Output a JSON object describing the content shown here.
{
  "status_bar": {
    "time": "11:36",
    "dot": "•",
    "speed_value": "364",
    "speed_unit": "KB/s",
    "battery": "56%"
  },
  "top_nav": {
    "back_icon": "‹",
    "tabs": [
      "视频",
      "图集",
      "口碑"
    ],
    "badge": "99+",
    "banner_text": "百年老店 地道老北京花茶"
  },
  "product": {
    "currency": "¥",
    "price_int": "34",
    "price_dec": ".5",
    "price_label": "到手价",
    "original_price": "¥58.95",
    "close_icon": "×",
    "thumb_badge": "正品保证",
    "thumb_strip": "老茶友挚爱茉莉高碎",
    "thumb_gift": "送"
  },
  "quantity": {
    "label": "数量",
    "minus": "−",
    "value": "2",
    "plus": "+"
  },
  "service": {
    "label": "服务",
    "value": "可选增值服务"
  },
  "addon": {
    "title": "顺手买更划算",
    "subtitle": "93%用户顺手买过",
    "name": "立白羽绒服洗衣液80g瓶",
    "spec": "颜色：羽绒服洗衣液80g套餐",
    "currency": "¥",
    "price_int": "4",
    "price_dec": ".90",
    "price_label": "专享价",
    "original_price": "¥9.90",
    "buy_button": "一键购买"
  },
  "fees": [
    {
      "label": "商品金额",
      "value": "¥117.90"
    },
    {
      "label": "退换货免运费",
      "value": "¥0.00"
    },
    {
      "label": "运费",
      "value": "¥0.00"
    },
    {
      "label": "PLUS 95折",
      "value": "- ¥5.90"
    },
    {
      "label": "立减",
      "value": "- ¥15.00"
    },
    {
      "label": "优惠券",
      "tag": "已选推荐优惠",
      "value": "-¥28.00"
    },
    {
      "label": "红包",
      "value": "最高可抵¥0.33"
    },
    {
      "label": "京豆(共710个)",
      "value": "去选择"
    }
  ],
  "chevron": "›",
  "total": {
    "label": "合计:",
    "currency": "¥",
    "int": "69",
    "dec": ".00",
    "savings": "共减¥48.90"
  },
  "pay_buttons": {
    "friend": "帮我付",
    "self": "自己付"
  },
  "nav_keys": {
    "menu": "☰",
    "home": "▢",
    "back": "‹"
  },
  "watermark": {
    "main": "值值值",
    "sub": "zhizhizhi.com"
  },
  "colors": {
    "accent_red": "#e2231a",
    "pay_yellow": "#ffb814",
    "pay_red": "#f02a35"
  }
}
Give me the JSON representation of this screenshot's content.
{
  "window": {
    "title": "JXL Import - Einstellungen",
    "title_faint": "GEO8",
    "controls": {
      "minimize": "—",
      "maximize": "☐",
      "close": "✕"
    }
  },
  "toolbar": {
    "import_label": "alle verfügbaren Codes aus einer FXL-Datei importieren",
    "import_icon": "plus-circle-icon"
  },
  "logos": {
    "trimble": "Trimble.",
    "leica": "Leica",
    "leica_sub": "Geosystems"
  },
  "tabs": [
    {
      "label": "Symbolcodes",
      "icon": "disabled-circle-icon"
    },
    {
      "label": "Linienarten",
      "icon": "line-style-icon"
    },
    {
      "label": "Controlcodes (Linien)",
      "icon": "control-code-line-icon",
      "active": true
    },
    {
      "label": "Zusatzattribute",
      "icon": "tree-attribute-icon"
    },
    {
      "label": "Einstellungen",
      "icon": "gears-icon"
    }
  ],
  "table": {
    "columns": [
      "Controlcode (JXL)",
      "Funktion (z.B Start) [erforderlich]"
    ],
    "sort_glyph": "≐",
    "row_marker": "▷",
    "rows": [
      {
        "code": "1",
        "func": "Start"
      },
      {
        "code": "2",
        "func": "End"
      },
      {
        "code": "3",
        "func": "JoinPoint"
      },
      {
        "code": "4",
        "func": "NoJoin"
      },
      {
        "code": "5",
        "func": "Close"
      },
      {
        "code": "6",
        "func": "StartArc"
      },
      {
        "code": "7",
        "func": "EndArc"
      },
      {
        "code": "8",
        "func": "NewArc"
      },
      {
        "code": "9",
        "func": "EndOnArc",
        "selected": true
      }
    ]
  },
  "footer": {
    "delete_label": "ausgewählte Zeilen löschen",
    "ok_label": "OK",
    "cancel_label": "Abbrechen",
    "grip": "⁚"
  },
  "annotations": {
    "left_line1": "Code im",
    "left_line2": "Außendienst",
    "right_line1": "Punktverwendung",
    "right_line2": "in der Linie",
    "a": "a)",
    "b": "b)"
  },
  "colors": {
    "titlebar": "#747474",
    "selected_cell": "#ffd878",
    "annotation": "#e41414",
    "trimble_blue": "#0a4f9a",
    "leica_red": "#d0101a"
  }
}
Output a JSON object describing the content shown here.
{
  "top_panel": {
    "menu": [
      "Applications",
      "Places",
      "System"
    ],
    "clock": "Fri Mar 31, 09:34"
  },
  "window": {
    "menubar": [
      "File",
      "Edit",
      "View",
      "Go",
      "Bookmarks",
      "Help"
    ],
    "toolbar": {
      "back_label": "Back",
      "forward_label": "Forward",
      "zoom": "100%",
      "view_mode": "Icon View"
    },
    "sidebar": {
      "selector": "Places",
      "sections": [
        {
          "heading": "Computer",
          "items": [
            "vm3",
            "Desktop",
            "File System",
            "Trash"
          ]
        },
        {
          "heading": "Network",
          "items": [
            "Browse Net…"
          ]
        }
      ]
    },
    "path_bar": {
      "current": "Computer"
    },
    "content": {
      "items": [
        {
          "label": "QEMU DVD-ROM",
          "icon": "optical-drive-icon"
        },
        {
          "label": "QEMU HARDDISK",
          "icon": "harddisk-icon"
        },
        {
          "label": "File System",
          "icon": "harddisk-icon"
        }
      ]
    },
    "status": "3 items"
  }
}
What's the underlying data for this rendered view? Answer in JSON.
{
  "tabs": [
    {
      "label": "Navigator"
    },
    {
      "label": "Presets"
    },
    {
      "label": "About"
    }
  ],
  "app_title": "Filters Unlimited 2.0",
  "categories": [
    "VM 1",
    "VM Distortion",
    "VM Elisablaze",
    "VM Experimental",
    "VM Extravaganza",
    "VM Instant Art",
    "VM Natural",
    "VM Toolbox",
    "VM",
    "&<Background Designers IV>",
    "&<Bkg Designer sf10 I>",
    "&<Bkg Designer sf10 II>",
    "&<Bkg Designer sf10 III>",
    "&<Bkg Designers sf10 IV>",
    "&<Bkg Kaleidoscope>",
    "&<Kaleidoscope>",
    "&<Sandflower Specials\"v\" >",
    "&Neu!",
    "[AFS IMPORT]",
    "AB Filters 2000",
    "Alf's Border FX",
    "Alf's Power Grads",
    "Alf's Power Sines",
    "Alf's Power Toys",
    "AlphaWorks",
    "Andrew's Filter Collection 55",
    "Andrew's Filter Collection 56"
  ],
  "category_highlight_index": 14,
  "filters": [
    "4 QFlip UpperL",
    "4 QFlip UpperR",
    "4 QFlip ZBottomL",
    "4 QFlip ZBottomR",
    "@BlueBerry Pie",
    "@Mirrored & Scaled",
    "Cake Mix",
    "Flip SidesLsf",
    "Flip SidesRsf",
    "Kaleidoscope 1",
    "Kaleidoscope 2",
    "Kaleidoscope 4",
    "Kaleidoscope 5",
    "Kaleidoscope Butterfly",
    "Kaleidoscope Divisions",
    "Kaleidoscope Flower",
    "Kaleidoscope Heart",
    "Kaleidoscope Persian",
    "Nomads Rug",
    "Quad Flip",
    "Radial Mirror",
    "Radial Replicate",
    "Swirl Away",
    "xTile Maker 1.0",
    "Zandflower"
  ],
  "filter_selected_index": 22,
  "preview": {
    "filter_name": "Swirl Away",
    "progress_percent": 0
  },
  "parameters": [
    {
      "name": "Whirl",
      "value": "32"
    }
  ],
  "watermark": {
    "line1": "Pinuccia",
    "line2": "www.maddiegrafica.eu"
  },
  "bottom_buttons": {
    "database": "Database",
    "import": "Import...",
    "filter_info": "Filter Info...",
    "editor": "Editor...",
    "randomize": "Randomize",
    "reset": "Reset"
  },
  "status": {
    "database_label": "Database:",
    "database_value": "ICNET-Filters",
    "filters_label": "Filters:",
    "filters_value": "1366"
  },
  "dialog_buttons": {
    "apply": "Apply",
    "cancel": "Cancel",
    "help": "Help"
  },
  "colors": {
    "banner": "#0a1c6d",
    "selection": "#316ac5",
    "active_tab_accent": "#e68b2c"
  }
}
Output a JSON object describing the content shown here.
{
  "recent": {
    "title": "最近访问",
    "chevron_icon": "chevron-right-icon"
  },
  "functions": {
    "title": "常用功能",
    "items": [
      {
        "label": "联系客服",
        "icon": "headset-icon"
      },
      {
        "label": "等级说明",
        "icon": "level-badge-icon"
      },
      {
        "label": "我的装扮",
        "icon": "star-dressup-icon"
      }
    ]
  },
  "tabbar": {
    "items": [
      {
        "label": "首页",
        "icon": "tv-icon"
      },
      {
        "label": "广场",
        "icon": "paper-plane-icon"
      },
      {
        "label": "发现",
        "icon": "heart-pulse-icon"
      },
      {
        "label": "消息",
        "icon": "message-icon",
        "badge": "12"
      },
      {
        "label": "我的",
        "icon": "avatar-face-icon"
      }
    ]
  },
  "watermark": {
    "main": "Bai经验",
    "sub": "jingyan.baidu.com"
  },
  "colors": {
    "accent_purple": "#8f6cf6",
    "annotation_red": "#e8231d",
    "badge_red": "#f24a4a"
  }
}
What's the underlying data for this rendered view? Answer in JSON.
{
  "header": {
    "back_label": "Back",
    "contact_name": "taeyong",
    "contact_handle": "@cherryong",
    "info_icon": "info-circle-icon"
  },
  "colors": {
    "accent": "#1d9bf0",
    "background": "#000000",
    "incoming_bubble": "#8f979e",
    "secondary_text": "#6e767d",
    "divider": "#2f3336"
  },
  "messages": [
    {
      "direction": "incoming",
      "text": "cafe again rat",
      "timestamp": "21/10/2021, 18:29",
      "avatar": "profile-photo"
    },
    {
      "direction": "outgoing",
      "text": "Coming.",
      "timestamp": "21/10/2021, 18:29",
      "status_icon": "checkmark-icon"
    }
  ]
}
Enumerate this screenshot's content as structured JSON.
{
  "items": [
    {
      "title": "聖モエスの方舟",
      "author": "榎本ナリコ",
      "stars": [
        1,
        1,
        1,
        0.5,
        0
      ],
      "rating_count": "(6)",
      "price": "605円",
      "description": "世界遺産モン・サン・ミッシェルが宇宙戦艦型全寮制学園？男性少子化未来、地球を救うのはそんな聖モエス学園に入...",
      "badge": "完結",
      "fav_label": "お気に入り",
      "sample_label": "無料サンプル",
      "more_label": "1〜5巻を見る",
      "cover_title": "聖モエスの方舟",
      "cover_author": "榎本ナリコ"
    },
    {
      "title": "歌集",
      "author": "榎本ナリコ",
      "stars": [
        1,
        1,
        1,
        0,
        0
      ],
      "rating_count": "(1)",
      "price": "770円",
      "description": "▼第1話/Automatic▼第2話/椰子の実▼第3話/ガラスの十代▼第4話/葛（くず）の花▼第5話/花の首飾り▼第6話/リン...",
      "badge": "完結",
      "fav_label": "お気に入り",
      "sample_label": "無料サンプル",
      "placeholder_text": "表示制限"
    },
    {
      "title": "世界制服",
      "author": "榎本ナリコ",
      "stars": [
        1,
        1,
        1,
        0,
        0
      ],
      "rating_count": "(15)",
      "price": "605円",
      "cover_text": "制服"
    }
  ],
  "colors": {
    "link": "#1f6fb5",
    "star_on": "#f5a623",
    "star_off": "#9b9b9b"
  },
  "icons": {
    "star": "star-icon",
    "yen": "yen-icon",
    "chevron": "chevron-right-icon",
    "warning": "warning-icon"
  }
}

# # #

The exercise
Copy out every line of the listing that contains the string "circle".

Output for this task
    "import_icon": "plus-circle-icon"
      "icon": "disabled-circle-icon"
    "info_icon": "info-circle-icon"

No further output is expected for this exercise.